Extracted data entries

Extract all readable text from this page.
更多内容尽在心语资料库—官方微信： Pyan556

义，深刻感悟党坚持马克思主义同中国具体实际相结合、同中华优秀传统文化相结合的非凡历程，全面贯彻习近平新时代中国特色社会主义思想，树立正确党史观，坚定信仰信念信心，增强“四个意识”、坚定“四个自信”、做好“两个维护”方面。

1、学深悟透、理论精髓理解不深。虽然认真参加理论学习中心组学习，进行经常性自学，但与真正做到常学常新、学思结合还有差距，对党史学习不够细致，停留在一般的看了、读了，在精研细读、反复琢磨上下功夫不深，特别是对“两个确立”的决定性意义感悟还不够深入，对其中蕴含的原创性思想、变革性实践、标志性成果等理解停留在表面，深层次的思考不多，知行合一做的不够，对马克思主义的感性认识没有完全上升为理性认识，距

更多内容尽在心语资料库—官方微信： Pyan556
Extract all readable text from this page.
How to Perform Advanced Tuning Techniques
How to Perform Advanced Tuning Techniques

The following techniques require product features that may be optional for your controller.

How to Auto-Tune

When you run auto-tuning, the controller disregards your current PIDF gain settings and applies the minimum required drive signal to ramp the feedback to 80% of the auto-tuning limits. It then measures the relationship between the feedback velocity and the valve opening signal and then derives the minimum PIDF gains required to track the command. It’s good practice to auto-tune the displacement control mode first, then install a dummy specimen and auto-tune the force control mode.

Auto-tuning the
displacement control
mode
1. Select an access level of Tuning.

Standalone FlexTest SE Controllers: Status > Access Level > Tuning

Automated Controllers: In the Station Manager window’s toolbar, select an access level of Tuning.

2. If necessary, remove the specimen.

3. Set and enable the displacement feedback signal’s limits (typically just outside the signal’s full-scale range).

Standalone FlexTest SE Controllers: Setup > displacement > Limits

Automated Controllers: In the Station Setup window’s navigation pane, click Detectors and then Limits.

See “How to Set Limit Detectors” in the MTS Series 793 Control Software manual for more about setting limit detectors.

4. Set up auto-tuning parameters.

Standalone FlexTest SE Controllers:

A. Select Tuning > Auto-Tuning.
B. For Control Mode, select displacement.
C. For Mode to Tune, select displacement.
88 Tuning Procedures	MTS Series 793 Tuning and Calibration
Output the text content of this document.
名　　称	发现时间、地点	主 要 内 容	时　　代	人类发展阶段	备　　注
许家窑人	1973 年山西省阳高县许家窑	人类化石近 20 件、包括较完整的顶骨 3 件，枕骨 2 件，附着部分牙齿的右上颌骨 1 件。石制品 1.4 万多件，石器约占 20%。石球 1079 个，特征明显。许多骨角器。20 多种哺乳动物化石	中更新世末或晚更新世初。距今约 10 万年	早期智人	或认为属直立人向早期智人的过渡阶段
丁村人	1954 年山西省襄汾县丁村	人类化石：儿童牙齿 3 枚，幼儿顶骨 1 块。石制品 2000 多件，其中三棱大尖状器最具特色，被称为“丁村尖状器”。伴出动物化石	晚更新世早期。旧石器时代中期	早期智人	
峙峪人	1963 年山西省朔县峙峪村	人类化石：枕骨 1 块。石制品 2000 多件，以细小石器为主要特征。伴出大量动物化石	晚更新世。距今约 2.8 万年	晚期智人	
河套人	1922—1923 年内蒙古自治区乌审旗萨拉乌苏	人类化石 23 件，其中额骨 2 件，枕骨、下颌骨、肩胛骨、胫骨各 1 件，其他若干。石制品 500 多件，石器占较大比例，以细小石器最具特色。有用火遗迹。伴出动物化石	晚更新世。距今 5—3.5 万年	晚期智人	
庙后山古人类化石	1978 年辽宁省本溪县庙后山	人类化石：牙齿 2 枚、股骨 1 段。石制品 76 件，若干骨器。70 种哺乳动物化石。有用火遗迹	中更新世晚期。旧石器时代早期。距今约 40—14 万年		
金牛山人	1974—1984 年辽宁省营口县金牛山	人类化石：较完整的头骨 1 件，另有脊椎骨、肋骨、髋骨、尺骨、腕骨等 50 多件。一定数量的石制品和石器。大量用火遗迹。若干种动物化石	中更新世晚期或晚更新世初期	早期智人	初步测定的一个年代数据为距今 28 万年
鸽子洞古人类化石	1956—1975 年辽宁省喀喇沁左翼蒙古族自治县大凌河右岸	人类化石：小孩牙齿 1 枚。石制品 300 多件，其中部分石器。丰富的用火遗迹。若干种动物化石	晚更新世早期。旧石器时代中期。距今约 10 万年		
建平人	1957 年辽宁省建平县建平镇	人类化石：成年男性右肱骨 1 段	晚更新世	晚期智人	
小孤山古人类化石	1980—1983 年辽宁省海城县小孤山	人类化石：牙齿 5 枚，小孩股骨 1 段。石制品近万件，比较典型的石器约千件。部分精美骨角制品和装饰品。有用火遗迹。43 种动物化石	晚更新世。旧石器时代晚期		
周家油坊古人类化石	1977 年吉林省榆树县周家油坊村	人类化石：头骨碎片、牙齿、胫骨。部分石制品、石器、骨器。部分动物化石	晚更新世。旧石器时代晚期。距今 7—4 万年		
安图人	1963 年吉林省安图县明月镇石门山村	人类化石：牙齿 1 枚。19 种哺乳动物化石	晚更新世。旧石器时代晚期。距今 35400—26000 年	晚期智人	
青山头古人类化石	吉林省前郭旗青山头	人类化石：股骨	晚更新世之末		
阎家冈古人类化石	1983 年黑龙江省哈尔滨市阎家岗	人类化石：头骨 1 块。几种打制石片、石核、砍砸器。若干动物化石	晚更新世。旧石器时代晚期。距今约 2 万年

> [THE PROBLEM] Return what is listed above, exactly and completely.

> [THE ANSWER]
Extract all readable text from this page.
更多内容尽在心语资料库—官方微信： Pyan556

义，深刻感悟党坚持马克思主义同中国具体实际相结合、同中华优秀传统文化相结合的非凡历程，全面贯彻习近平新时代中国特色社会主义思想，树立正确党史观，坚定信仰信念信心，增强“四个意识”、坚定“四个自信”、做好“两个维护”方面。

1、学深悟透、理论精髓理解不深。虽然认真参加理论学习中心组学习，进行经常性自学，但与真正做到常学常新、学思结合还有差距，对党史学习不够细致，停留在一般的看了、读了，在精研细读、反复琢磨上下功夫不深，特别是对“两个确立”的决定性意义感悟还不够深入，对其中蕴含的原创性思想、变革性实践、标志性成果等理解停留在表面，深层次的思考不多，知行合一做的不够，对马克思主义的感性认识没有完全上升为理性认识，距

更多内容尽在心语资料库—官方微信： Pyan556
Extract all readable text from this page.
How to Perform Advanced Tuning Techniques
How to Perform Advanced Tuning Techniques

The following techniques require product features that may be optional for your controller.

How to Auto-Tune

When you run auto-tuning, the controller disregards your current PIDF gain settings and applies the minimum required drive signal to ramp the feedback to 80% of the auto-tuning limits. It then measures the relationship between the feedback velocity and the valve opening signal and then derives the minimum PIDF gains required to track the command. It’s good practice to auto-tune the displacement control mode first, then install a dummy specimen and auto-tune the force control mode.

Auto-tuning the
displacement control
mode
1. Select an access level of Tuning.

Standalone FlexTest SE Controllers: Status > Access Level > Tuning

Automated Controllers: In the Station Manager window’s toolbar, select an access level of Tuning.

2. If necessary, remove the specimen.

3. Set and enable the displacement feedback signal’s limits (typically just outside the signal’s full-scale range).

Standalone FlexTest SE Controllers: Setup > displacement > Limits

Automated Controllers: In the Station Setup window’s navigation pane, click Detectors and then Limits.

See “How to Set Limit Detectors” in the MTS Series 793 Control Software manual for more about setting limit detectors.

4. Set up auto-tuning parameters.

Standalone FlexTest SE Controllers:

A. Select Tuning > Auto-Tuning.
B. For Control Mode, select displacement.
C. For Mode to Tune, select displacement.
88 Tuning Procedures	MTS Series 793 Tuning and Calibration
Output the text content of this document.
名　　称	发现时间、地点	主 要 内 容	时　　代	人类发展阶段	备　　注
许家窑人	1973 年山西省阳高县许家窑	人类化石近 20 件、包括较完整的顶骨 3 件，枕骨 2 件，附着部分牙齿的右上颌骨 1 件。石制品 1.4 万多件，石器约占 20%。石球 1079 个，特征明显。许多骨角器。20 多种哺乳动物化石	中更新世末或晚更新世初。距今约 10 万年	早期智人	或认为属直立人向早期智人的过渡阶段
丁村人	1954 年山西省襄汾县丁村	人类化石：儿童牙齿 3 枚，幼儿顶骨 1 块。石制品 2000 多件，其中三棱大尖状器最具特色，被称为“丁村尖状器”。伴出动物化石	晚更新世早期。旧石器时代中期	早期智人	
峙峪人	1963 年山西省朔县峙峪村	人类化石：枕骨 1 块。石制品 2000 多件，以细小石器为主要特征。伴出大量动物化石	晚更新世。距今约 2.8 万年	晚期智人	
河套人	1922—1923 年内蒙古自治区乌审旗萨拉乌苏	人类化石 23 件，其中额骨 2 件，枕骨、下颌骨、肩胛骨、胫骨各 1 件，其他若干。石制品 500 多件，石器占较大比例，以细小石器最具特色。有用火遗迹。伴出动物化石	晚更新世。距今 5—3.5 万年	晚期智人	
庙后山古人类化石	1978 年辽宁省本溪县庙后山	人类化石：牙齿 2 枚、股骨 1 段。石制品 76 件，若干骨器。70 种哺乳动物化石。有用火遗迹	中更新世晚期。旧石器时代早期。距今约 40—14 万年		
金牛山人	1974—1984 年辽宁省营口县金牛山	人类化石：较完整的头骨 1 件，另有脊椎骨、肋骨、髋骨、尺骨、腕骨等 50 多件。一定数量的石制品和石器。大量用火遗迹。若干种动物化石	中更新世晚期或晚更新世初期	早期智人	初步测定的一个年代数据为距今 28 万年
鸽子洞古人类化石	1956—1975 年辽宁省喀喇沁左翼蒙古族自治县大凌河右岸	人类化石：小孩牙齿 1 枚。石制品 300 多件，其中部分石器。丰富的用火遗迹。若干种动物化石	晚更新世早期。旧石器时代中期。距今约 10 万年		
建平人	1957 年辽宁省建平县建平镇	人类化石：成年男性右肱骨 1 段	晚更新世	晚期智人	
小孤山古人类化石	1980—1983 年辽宁省海城县小孤山	人类化石：牙齿 5 枚，小孩股骨 1 段。石制品近万件，比较典型的石器约千件。部分精美骨角制品和装饰品。有用火遗迹。43 种动物化石	晚更新世。旧石器时代晚期		
周家油坊古人类化石	1977 年吉林省榆树县周家油坊村	人类化石：头骨碎片、牙齿、胫骨。部分石制品、石器、骨器。部分动物化石	晚更新世。旧石器时代晚期。距今 7—4 万年		
安图人	1963 年吉林省安图县明月镇石门山村	人类化石：牙齿 1 枚。19 种哺乳动物化石	晚更新世。旧石器时代晚期。距今 35400—26000 年	晚期智人	
青山头古人类化石	吉林省前郭旗青山头	人类化石：股骨	晚更新世之末		
阎家冈古人类化石	1983 年黑龙江省哈尔滨市阎家岗	人类化石：头骨 1 块。几种打制石片、石核、砍砸器。若干动物化石	晚更新世。旧石器时代晚期。距今约 2 万年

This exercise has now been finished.